* Begin *

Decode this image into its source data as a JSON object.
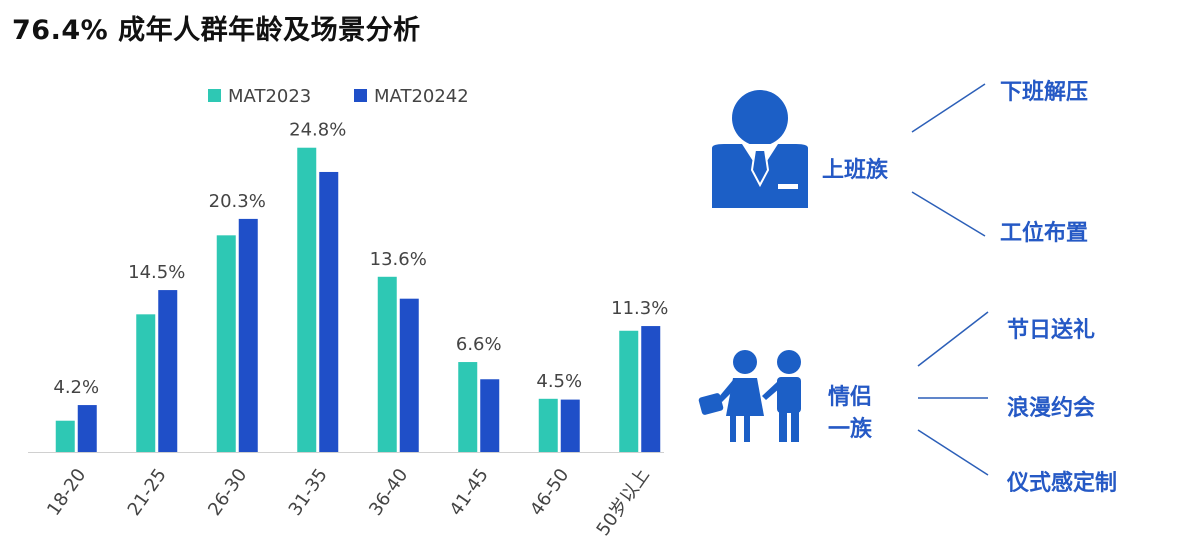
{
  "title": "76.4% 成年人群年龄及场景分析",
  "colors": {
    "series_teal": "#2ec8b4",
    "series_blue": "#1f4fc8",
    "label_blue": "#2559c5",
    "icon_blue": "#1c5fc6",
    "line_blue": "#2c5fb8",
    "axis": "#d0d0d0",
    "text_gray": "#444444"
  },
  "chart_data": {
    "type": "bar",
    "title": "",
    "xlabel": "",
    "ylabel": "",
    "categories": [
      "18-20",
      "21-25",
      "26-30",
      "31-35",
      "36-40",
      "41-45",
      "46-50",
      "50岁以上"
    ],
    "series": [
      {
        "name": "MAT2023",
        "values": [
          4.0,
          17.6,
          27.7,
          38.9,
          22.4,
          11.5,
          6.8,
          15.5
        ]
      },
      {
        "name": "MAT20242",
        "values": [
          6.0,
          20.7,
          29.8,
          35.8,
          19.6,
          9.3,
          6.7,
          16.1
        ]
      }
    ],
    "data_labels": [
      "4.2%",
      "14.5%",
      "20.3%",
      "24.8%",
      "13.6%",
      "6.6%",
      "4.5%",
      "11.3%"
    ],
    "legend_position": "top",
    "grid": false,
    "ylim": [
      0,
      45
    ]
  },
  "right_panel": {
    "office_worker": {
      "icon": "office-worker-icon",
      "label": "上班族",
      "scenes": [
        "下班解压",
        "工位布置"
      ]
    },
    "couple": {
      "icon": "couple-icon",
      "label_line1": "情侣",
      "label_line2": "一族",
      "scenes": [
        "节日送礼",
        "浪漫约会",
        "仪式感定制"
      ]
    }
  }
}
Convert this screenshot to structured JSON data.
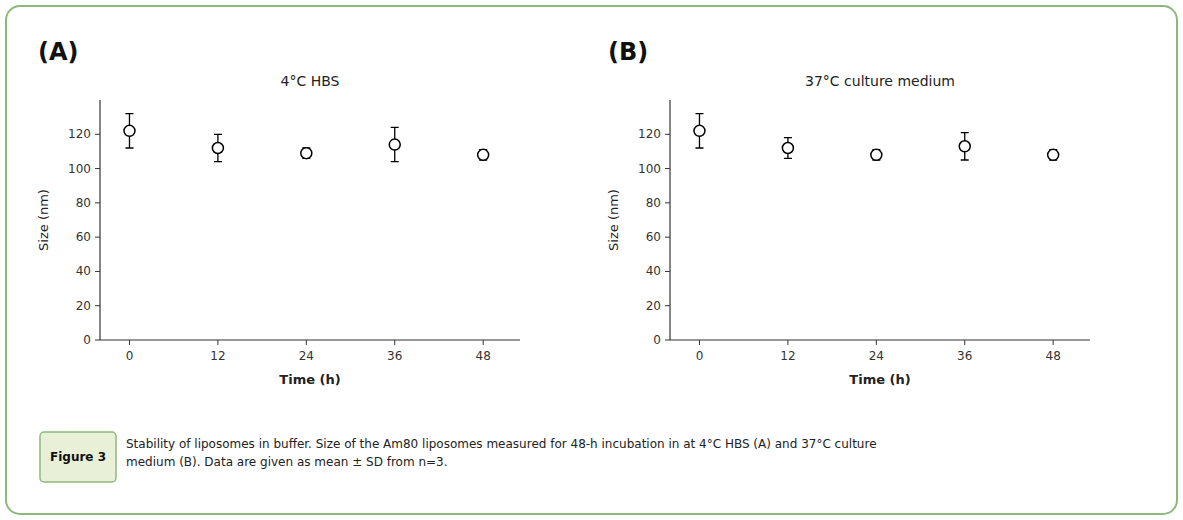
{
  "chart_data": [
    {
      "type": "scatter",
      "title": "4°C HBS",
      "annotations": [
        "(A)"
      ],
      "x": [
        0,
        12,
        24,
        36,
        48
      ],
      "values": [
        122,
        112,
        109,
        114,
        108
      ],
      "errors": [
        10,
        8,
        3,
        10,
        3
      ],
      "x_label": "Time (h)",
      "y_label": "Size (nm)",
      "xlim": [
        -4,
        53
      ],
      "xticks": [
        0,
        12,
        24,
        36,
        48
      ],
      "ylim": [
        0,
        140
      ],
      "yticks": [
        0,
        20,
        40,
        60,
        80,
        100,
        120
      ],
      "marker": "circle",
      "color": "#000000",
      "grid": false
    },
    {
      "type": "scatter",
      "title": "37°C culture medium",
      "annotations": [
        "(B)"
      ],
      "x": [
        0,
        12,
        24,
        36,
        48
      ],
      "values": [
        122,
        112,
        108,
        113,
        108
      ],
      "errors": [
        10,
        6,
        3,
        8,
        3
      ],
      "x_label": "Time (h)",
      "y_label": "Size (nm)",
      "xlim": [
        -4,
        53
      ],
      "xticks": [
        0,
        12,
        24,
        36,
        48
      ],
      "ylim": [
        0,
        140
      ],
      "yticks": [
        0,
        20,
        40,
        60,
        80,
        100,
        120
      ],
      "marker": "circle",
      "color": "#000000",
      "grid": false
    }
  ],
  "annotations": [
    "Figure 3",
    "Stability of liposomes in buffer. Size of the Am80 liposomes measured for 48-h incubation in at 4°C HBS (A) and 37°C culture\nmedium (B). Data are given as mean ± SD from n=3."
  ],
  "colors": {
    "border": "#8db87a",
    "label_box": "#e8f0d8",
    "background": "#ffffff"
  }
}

* End *

Quote each line of the listing exactly, but leave the pictures out.

**Final result:**
Decode this image into its source data as a JSON object.
{
  "title": "76.4% 成年人群年龄及场景分析",
  "colors": {
    "series_teal": "#2ec8b4",
    "series_blue": "#1f4fc8",
    "label_blue": "#2559c5",
    "icon_blue": "#1c5fc6",
    "line_blue": "#2c5fb8",
    "axis": "#d0d0d0",
    "text_gray": "#444444"
  },
  "chart_data": {
    "type": "bar",
    "title": "",
    "xlabel": "",
    "ylabel": "",
    "categories": [
      "18-20",
      "21-25",
      "26-30",
      "31-35",
      "36-40",
      "41-45",
      "46-50",
      "50岁以上"
    ],
    "series": [
      {
        "name": "MAT2023",
        "values": [
          4.0,
          17.6,
          27.7,
          38.9,
          22.4,
          11.5,
          6.8,
          15.5
        ]
      },
      {
        "name": "MAT20242",
        "values": [
          6.0,
          20.7,
          29.8,
          35.8,
          19.6,
          9.3,
          6.7,
          16.1
        ]
      }
    ],
    "data_labels": [
      "4.2%",
      "14.5%",
      "20.3%",
      "24.8%",
      "13.6%",
      "6.6%",
      "4.5%",
      "11.3%"
    ],
    "legend_position": "top",
    "grid": false,
    "ylim": [
      0,
      45
    ]
  },
  "right_panel": {
    "office_worker": {
      "icon": "office-worker-icon",
      "label": "上班族",
      "scenes": [
        "下班解压",
        "工位布置"
      ]
    },
    "couple": {
      "icon": "couple-icon",
      "label_line1": "情侣",
      "label_line2": "一族",
      "scenes": [
        "节日送礼",
        "浪漫约会",
        "仪式感定制"
      ]
    }
  }
}
Convert this screenshot to structured JSON data.
{
  "chart_data": [
    {
      "type": "scatter",
      "title": "4°C HBS",
      "annotations": [
        "(A)"
      ],
      "x": [
        0,
        12,
        24,
        36,
        48
      ],
      "values": [
        122,
        112,
        109,
        114,
        108
      ],
      "errors": [
        10,
        8,
        3,
        10,
        3
      ],
      "x_label": "Time (h)",
      "y_label": "Size (nm)",
      "xlim": [
        -4,
        53
      ],
      "xticks": [
        0,
        12,
        24,
        36,
        48
      ],
      "ylim": [
        0,
        140
      ],
      "yticks": [
        0,
        20,
        40,
        60,
        80,
        100,
        120
      ],
      "marker": "circle",
      "color": "#000000",
      "grid": false
    },
    {
      "type": "scatter",
      "title": "37°C culture medium",
      "annotations": [
        "(B)"
      ],
      "x": [
        0,
        12,
        24,
        36,
        48
      ],
      "values": [
        122,
        112,
        108,
        113,
        108
      ],
      "errors": [
        10,
        6,
        3,
        8,
        3
      ],
      "x_label": "Time (h)",
      "y_label": "Size (nm)",
      "xlim": [
        -4,
        53
      ],
      "xticks": [
        0,
        12,
        24,
        36,
        48
      ],
      "ylim": [
        0,
        140
      ],
      "yticks": [
        0,
        20,
        40,
        60,
        80,
        100,
        120
      ],
      "marker": "circle",
      "color": "#000000",
      "grid": false
    }
  ],
  "annotations": [
    "Figure 3",
    "Stability of liposomes in buffer. Size of the Am80 liposomes measured for 48-h incubation in at 4°C HBS (A) and 37°C culture\nmedium (B). Data are given as mean ± SD from n=3."
  ],
  "colors": {
    "border": "#8db87a",
    "label_box": "#e8f0d8",
    "background": "#ffffff"
  }
}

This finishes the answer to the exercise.